_Task to complete_. Write out the lines in every one of the entries below exactly as they appear, omitting the pictures from your answer.

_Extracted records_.
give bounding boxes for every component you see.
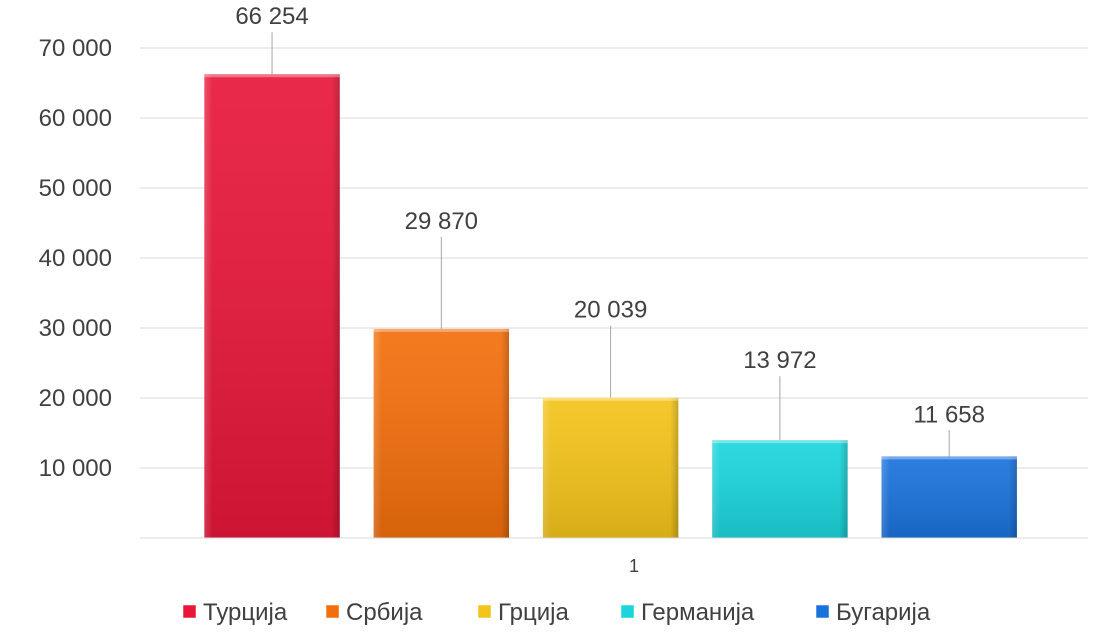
data-label: 29 870 [405, 208, 478, 235]
y-tick-label: 50 000 [39, 175, 112, 202]
bar-shade [373, 328, 510, 538]
data-labels: 66 254 29 870 20 039 13 972 11 658 [235, 3, 985, 428]
legend-label: Србија [346, 599, 423, 626]
legend-label: Грција [498, 599, 569, 626]
legend-swatch [477, 604, 492, 619]
bar-5 [881, 456, 1017, 538]
legend-item-5: Бугарија [815, 599, 931, 626]
legend-swatch [620, 604, 635, 619]
bar-top-highlight [204, 74, 340, 78]
bar-3 [542, 397, 679, 538]
y-tick-label: 30 000 [39, 315, 112, 342]
data-label: 20 039 [574, 297, 647, 324]
bar-2 [373, 328, 510, 538]
bar-shade [204, 74, 340, 539]
y-tick-label: 20 000 [39, 385, 112, 412]
bars [204, 74, 1017, 539]
legend-item-3: Грција [477, 599, 569, 626]
leader-lines [271, 32, 950, 457]
y-tick-label: 60 000 [39, 105, 112, 132]
x-tick-label: 1 [629, 556, 639, 576]
bar-4 [712, 440, 848, 538]
bar-top-highlight [373, 328, 510, 332]
legend-swatch [325, 604, 340, 619]
y-tick-label: 40 000 [39, 245, 112, 272]
bar-top-highlight [881, 456, 1017, 460]
bar-1 [204, 74, 340, 539]
legend-label: Турција [203, 599, 288, 626]
legend-swatch [182, 604, 197, 619]
y-axis: 10 000 20 000 30 000 40 000 50 000 60 000 70 0… [39, 35, 112, 482]
legend-item-2: Србија [325, 599, 423, 626]
bar-top-highlight [712, 440, 848, 444]
y-tick-label: 70 000 [39, 35, 112, 62]
bar-top-highlight [542, 397, 679, 401]
y-tick-label: 10 000 [39, 455, 112, 482]
legend-label: Бугарија [836, 599, 931, 626]
data-label: 13 972 [743, 347, 816, 374]
legend-item-4: Германија [620, 599, 755, 626]
bar-shade [542, 397, 679, 538]
data-label: 11 658 [913, 401, 985, 428]
legend-swatch [815, 604, 830, 619]
legend-label: Германија [641, 599, 755, 626]
legend: Турција Србија Грција Германија Бугарија [182, 599, 931, 626]
data-label: 66 254 [235, 3, 308, 30]
x-axis: 1 [629, 556, 639, 576]
bar-shade [712, 440, 848, 538]
bar-shade [881, 456, 1017, 538]
legend-item-1: Турција [182, 599, 288, 626]
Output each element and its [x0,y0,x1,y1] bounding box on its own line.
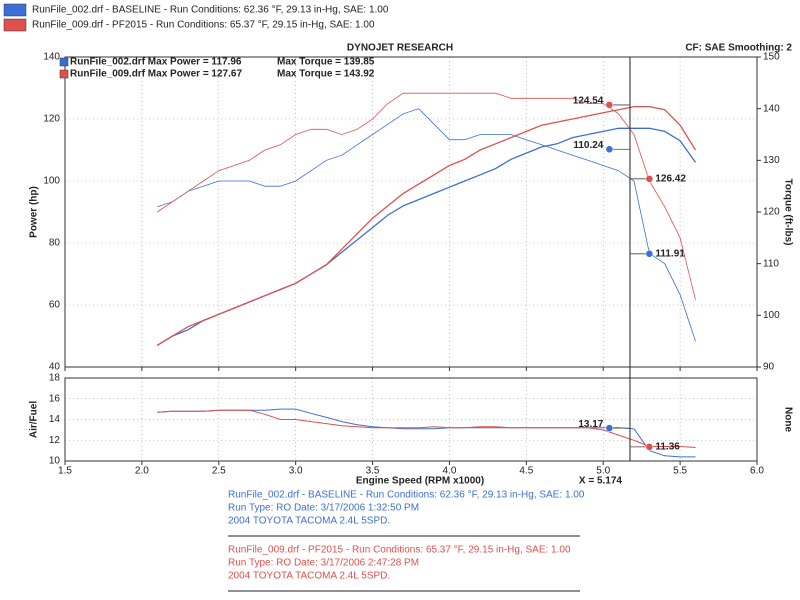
y2-tick-label: 150 [763,52,780,63]
data-line [157,108,696,342]
x-tick-label: 6.0 [750,466,764,477]
header-line: RunFile_009.drf - PF2015 - Run Condition… [32,20,375,31]
y-tick-label: 120 [43,114,60,125]
y2-axis-label: None [782,407,793,432]
y-tick-label: 40 [49,362,61,373]
header-swatch [3,3,27,17]
cursor-point [605,424,614,432]
x-tick-label: 3.0 [289,466,303,477]
x-tick-label: 2.0 [135,466,149,477]
cursor-point [645,250,654,258]
point-label: 11.36 [655,442,680,453]
y2-tick-label: 120 [763,207,780,218]
y-tick-label: 10 [49,456,61,467]
x-tick-label: 4.5 [519,466,533,477]
footer-line: 2004 TOYOTA TACOMA 2.4L 5SPD. [228,516,390,527]
y-axis-label: Power (hp) [29,186,40,238]
footer-line: RunFile_002.drf - BASELINE - Run Conditi… [228,490,585,501]
x-tick-label: 2.5 [212,466,226,477]
point-label: 13.17 [578,419,603,430]
x-tick-label: 5.5 [673,466,687,477]
y-tick-label: 14 [49,414,61,425]
point-label: 110.24 [573,140,603,151]
point-label: 124.54 [573,96,604,107]
chart-subtitle: CF: SAE Smoothing: 2 [685,43,792,54]
header-swatch [3,18,27,32]
footer-line: 2004 TOYOTA TACOMA 2.4L 5SPD. [228,571,390,582]
x-tick-label: 4.0 [442,466,456,477]
cursor-label: X = 5.174 [579,476,623,487]
data-line [157,408,696,458]
y-tick-label: 60 [49,300,61,311]
x-tick-label: 1.5 [58,466,72,477]
legend-swatch [59,57,69,67]
chart-title: DYNOJET RESEARCH [347,43,453,54]
x-tick-label: 5.0 [596,466,610,477]
cursor-point [645,175,654,183]
header-line: RunFile_002.drf - BASELINE - Run Conditi… [32,5,389,16]
y2-tick-label: 110 [763,258,779,269]
legend-torque: Max Torque = 139.85 [277,57,375,68]
y-tick-label: 16 [49,393,61,404]
legend-power: RunFile_002.drf Max Power = 117.96 [70,57,242,68]
x-axis-label: Engine Speed (RPM x1000) [356,476,484,487]
plot-frame [64,377,758,462]
footer-line: Run Type: RO Date: 3/17/2006 1:32:50 PM [228,503,419,514]
y-tick-label: 18 [49,373,61,384]
footer-line: RunFile_009.drf - PF2015 - Run Condition… [228,545,571,556]
data-line [156,127,697,346]
footer-line: Run Type: RO Date: 3/17/2006 2:47:28 PM [228,558,419,569]
x-tick-label: 3.5 [366,466,380,477]
cursor-point [645,443,654,451]
data-line [157,409,696,448]
legend-swatch [59,69,69,79]
y-axis-label: Air/Fuel [29,401,40,438]
legend-torque: Max Torque = 143.92 [277,69,375,80]
y2-tick-label: 100 [763,310,780,321]
y2-tick-label: 90 [763,362,775,373]
plot-frame [64,56,758,368]
data-line [156,105,697,346]
y-tick-label: 100 [43,176,60,187]
cursor-point [605,101,614,109]
point-label: 126.42 [655,173,686,184]
y-tick-label: 80 [49,238,61,249]
legend-power: RunFile_009.drf Max Power = 127.67 [70,69,242,80]
point-label: 111.91 [655,248,685,259]
y2-tick-label: 130 [763,155,780,166]
y-tick-label: 140 [43,52,60,63]
y2-axis-label: Torque (ft-lbs) [782,178,793,245]
y2-tick-label: 140 [763,103,780,114]
y-tick-label: 12 [49,435,61,446]
cursor-point [605,145,614,154]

_Answer to the exercise_.
give bounding boxes for every component you see.
data-label: 29 870 [405, 208, 478, 235]
y-tick-label: 50 000 [39, 175, 112, 202]
bar-shade [373, 328, 510, 538]
data-labels: 66 254 29 870 20 039 13 972 11 658 [235, 3, 985, 428]
legend-label: Србија [346, 599, 423, 626]
legend-label: Грција [498, 599, 569, 626]
legend-swatch [477, 604, 492, 619]
bar-5 [881, 456, 1017, 538]
legend-item-5: Бугарија [815, 599, 931, 626]
legend-swatch [620, 604, 635, 619]
bar-top-highlight [204, 74, 340, 78]
bar-3 [542, 397, 679, 538]
y-tick-label: 30 000 [39, 315, 112, 342]
data-label: 20 039 [574, 297, 647, 324]
bar-2 [373, 328, 510, 538]
bar-shade [204, 74, 340, 539]
y-tick-label: 20 000 [39, 385, 112, 412]
bars [204, 74, 1017, 539]
legend-item-3: Грција [477, 599, 569, 626]
leader-lines [271, 32, 950, 457]
y-tick-label: 60 000 [39, 105, 112, 132]
x-tick-label: 1 [629, 556, 639, 576]
bar-4 [712, 440, 848, 538]
bar-top-highlight [373, 328, 510, 332]
legend-swatch [325, 604, 340, 619]
y-tick-label: 40 000 [39, 245, 112, 272]
bar-top-highlight [881, 456, 1017, 460]
bar-1 [204, 74, 340, 539]
legend-label: Турција [203, 599, 288, 626]
legend-swatch [182, 604, 197, 619]
y-axis: 10 000 20 000 30 000 40 000 50 000 60 000 70 0… [39, 35, 112, 482]
legend-item-2: Србија [325, 599, 423, 626]
bar-top-highlight [712, 440, 848, 444]
y-tick-label: 70 000 [39, 35, 112, 62]
bar-top-highlight [542, 397, 679, 401]
y-tick-label: 10 000 [39, 455, 112, 482]
legend-label: Бугарија [836, 599, 931, 626]
data-label: 13 972 [743, 347, 816, 374]
legend-item-4: Германија [620, 599, 755, 626]
bar-shade [542, 397, 679, 538]
data-label: 11 658 [913, 401, 985, 428]
legend-swatch [815, 604, 830, 619]
legend-label: Германија [641, 599, 755, 626]
legend: Турција Србија Грција Германија Бугарија [182, 599, 931, 626]
data-label: 66 254 [235, 3, 308, 30]
x-axis: 1 [629, 556, 639, 576]
bar-shade [712, 440, 848, 538]
bar-shade [881, 456, 1017, 538]
legend-item-1: Турција [182, 599, 288, 626]
Output each element and its [x0,y0,x1,y1] bounding box on its own line.
y2-tick-label: 150 [763,52,780,63]
data-line [157,108,696,342]
x-tick-label: 6.0 [750,466,764,477]
header-line: RunFile_009.drf - PF2015 - Run Condition… [32,20,375,31]
y-tick-label: 120 [43,114,60,125]
y2-axis-label: None [782,407,793,432]
y-tick-label: 40 [49,362,61,373]
header-swatch [3,3,27,17]
cursor-point [605,424,614,432]
x-tick-label: 3.0 [289,466,303,477]
x-tick-label: 2.0 [135,466,149,477]
cursor-point [645,250,654,258]
point-label: 11.36 [655,442,680,453]
y2-tick-label: 120 [763,207,780,218]
y-tick-label: 10 [49,456,61,467]
x-tick-label: 4.5 [519,466,533,477]
footer-line: 2004 TOYOTA TACOMA 2.4L 5SPD. [228,516,390,527]
y-axis-label: Power (hp) [29,186,40,238]
footer-line: RunFile_002.drf - BASELINE - Run Conditi… [228,490,585,501]
x-tick-label: 2.5 [212,466,226,477]
point-label: 13.17 [578,419,603,430]
x-tick-label: 5.5 [673,466,687,477]
y-tick-label: 14 [49,414,61,425]
point-label: 110.24 [573,140,603,151]
point-label: 124.54 [573,96,604,107]
chart-subtitle: CF: SAE Smoothing: 2 [685,43,792,54]
header-swatch [3,18,27,32]
footer-line: 2004 TOYOTA TACOMA 2.4L 5SPD. [228,571,390,582]
x-tick-label: 4.0 [442,466,456,477]
cursor-label: X = 5.174 [579,476,623,487]
data-line [157,408,696,458]
y-tick-label: 60 [49,300,61,311]
x-tick-label: 1.5 [58,466,72,477]
legend-swatch [59,57,69,67]
chart-title: DYNOJET RESEARCH [347,43,453,54]
x-tick-label: 5.0 [596,466,610,477]
cursor-point [645,175,654,183]
header-line: RunFile_002.drf - BASELINE - Run Conditi… [32,5,389,16]
y2-tick-label: 110 [763,258,779,269]
legend-torque: Max Torque = 139.85 [277,57,375,68]
y-tick-label: 16 [49,393,61,404]
legend-power: RunFile_002.drf Max Power = 117.96 [70,57,242,68]
x-axis-label: Engine Speed (RPM x1000) [356,476,484,487]
plot-frame [64,377,758,462]
footer-line: Run Type: RO Date: 3/17/2006 1:32:50 PM [228,503,419,514]
y-tick-label: 18 [49,373,61,384]
footer-line: RunFile_009.drf - PF2015 - Run Condition… [228,545,571,556]
data-line [156,127,697,346]
footer-line: Run Type: RO Date: 3/17/2006 2:47:28 PM [228,558,419,569]
x-tick-label: 3.5 [366,466,380,477]
cursor-point [645,443,654,451]
data-line [157,409,696,448]
legend-swatch [59,69,69,79]
y-axis-label: Air/Fuel [29,401,40,438]
legend-torque: Max Torque = 143.92 [277,69,375,80]
y2-tick-label: 100 [763,310,780,321]
y2-tick-label: 90 [763,362,775,373]
plot-frame [64,56,758,368]
data-line [156,105,697,346]
y-tick-label: 100 [43,176,60,187]
cursor-point [605,101,614,109]
point-label: 126.42 [655,173,686,184]
y-tick-label: 80 [49,238,61,249]
legend-power: RunFile_009.drf Max Power = 127.67 [70,69,242,80]
point-label: 111.91 [655,248,685,259]
y2-tick-label: 130 [763,155,780,166]
y-tick-label: 140 [43,52,60,63]
y2-axis-label: Torque (ft-lbs) [782,178,793,245]
y2-tick-label: 140 [763,103,780,114]
y-tick-label: 12 [49,435,61,446]
cursor-point [605,145,614,154]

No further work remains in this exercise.